• What is asked
Output every line of the data exactly as it appears.

• Records for this exercise
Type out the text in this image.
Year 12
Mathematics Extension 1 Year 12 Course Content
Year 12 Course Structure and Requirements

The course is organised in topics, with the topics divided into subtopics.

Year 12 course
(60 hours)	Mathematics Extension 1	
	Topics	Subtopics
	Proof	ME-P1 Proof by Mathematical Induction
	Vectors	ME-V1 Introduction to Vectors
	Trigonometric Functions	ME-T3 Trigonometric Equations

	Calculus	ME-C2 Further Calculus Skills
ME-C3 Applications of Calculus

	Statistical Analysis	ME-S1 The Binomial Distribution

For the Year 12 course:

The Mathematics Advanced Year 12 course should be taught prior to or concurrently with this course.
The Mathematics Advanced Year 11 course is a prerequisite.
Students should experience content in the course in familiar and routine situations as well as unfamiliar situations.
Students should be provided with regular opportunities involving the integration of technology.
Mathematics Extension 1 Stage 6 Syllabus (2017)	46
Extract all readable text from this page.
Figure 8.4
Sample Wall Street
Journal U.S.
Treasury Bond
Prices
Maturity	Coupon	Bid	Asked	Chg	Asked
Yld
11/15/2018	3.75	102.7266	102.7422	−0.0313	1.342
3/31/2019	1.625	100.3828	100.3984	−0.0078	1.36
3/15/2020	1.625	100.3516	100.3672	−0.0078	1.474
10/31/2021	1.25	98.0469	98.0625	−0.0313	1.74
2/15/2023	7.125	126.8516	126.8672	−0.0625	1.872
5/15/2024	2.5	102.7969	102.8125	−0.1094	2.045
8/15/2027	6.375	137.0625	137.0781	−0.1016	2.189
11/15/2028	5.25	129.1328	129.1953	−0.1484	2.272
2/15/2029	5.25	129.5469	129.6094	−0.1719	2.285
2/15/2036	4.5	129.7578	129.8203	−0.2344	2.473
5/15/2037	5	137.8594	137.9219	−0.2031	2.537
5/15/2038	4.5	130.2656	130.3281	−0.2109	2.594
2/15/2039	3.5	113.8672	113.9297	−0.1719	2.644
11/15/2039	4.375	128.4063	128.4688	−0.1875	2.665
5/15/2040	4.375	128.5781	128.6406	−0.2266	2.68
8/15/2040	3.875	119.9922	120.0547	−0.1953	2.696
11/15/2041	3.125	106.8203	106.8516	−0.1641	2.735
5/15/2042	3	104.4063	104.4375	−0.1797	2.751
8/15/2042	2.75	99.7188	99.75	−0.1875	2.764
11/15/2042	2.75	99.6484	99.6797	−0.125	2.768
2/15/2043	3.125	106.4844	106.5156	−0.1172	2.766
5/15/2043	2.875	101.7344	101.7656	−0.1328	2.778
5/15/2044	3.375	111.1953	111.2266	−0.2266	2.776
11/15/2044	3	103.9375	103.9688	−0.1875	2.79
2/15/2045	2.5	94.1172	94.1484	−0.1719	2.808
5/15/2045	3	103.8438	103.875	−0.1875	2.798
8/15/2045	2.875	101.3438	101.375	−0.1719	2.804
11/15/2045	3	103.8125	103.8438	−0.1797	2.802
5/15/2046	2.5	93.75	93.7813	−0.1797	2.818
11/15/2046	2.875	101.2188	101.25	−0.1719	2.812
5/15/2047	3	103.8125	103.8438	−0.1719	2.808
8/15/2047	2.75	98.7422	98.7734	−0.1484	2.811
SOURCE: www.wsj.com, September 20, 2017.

• Written response
Type out the text in this image.
Year 12
Mathematics Extension 1 Year 12 Course Content
Year 12 Course Structure and Requirements

The course is organised in topics, with the topics divided into subtopics.

Year 12 course
(60 hours)	Mathematics Extension 1	
	Topics	Subtopics
	Proof	ME-P1 Proof by Mathematical Induction
	Vectors	ME-V1 Introduction to Vectors
	Trigonometric Functions	ME-T3 Trigonometric Equations

	Calculus	ME-C2 Further Calculus Skills
ME-C3 Applications of Calculus

	Statistical Analysis	ME-S1 The Binomial Distribution

For the Year 12 course:

The Mathematics Advanced Year 12 course should be taught prior to or concurrently with this course.
The Mathematics Advanced Year 11 course is a prerequisite.
Students should experience content in the course in familiar and routine situations as well as unfamiliar situations.
Students should be provided with regular opportunities involving the integration of technology.
Mathematics Extension 1 Stage 6 Syllabus (2017)	46
Extract all readable text from this page.
Figure 8.4
Sample Wall Street
Journal U.S.
Treasury Bond
Prices
Maturity	Coupon	Bid	Asked	Chg	Asked
Yld
11/15/2018	3.75	102.7266	102.7422	−0.0313	1.342
3/31/2019	1.625	100.3828	100.3984	−0.0078	1.36
3/15/2020	1.625	100.3516	100.3672	−0.0078	1.474
10/31/2021	1.25	98.0469	98.0625	−0.0313	1.74
2/15/2023	7.125	126.8516	126.8672	−0.0625	1.872
5/15/2024	2.5	102.7969	102.8125	−0.1094	2.045
8/15/2027	6.375	137.0625	137.0781	−0.1016	2.189
11/15/2028	5.25	129.1328	129.1953	−0.1484	2.272
2/15/2029	5.25	129.5469	129.6094	−0.1719	2.285
2/15/2036	4.5	129.7578	129.8203	−0.2344	2.473
5/15/2037	5	137.8594	137.9219	−0.2031	2.537
5/15/2038	4.5	130.2656	130.3281	−0.2109	2.594
2/15/2039	3.5	113.8672	113.9297	−0.1719	2.644
11/15/2039	4.375	128.4063	128.4688	−0.1875	2.665
5/15/2040	4.375	128.5781	128.6406	−0.2266	2.68
8/15/2040	3.875	119.9922	120.0547	−0.1953	2.696
11/15/2041	3.125	106.8203	106.8516	−0.1641	2.735
5/15/2042	3	104.4063	104.4375	−0.1797	2.751
8/15/2042	2.75	99.7188	99.75	−0.1875	2.764
11/15/2042	2.75	99.6484	99.6797	−0.125	2.768
2/15/2043	3.125	106.4844	106.5156	−0.1172	2.766
5/15/2043	2.875	101.7344	101.7656	−0.1328	2.778
5/15/2044	3.375	111.1953	111.2266	−0.2266	2.776
11/15/2044	3	103.9375	103.9688	−0.1875	2.79
2/15/2045	2.5	94.1172	94.1484	−0.1719	2.808
5/15/2045	3	103.8438	103.875	−0.1875	2.798
8/15/2045	2.875	101.3438	101.375	−0.1719	2.804
11/15/2045	3	103.8125	103.8438	−0.1797	2.802
5/15/2046	2.5	93.75	93.7813	−0.1797	2.818
11/15/2046	2.875	101.2188	101.25	−0.1719	2.812
5/15/2047	3	103.8125	103.8438	−0.1719	2.808
8/15/2047	2.75	98.7422	98.7734	−0.1484	2.811
SOURCE: www.wsj.com, September 20, 2017.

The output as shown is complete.